■ Data in this exercise
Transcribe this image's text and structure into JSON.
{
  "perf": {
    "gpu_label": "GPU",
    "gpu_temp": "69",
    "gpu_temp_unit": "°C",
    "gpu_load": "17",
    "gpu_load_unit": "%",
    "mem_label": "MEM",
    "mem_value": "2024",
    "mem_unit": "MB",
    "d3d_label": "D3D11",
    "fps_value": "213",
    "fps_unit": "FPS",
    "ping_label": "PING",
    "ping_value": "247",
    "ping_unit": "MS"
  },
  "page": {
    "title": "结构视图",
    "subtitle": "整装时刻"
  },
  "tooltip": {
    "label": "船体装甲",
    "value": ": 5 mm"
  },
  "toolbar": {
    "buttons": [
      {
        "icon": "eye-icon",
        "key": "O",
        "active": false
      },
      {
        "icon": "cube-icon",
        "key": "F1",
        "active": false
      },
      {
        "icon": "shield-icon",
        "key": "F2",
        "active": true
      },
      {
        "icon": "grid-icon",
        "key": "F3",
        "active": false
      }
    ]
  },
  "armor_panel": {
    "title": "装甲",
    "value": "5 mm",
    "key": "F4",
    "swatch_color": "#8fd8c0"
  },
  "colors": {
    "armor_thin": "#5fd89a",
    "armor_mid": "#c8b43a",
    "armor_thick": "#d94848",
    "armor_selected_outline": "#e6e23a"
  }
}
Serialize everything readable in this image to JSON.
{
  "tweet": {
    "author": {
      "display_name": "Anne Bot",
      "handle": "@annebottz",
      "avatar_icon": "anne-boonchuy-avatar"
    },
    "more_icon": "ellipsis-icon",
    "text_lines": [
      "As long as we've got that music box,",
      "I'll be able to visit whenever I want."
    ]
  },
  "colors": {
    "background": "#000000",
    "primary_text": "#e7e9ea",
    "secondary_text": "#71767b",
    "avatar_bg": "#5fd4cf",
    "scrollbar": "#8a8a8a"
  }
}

■ To do
Make an exact copy of every line from the one with "Serialize everything readable" to the end of the data, with the first and last of those lines included.

■ Exercise result
Serialize everything readable in this image to JSON.
{
  "tweet": {
    "author": {
      "display_name": "Anne Bot",
      "handle": "@annebottz",
      "avatar_icon": "anne-boonchuy-avatar"
    },
    "more_icon": "ellipsis-icon",
    "text_lines": [
      "As long as we've got that music box,",
      "I'll be able to visit whenever I want."
    ]
  },
  "colors": {
    "background": "#000000",
    "primary_text": "#e7e9ea",
    "secondary_text": "#71767b",
    "avatar_bg": "#5fd4cf",
    "scrollbar": "#8a8a8a"
  }
}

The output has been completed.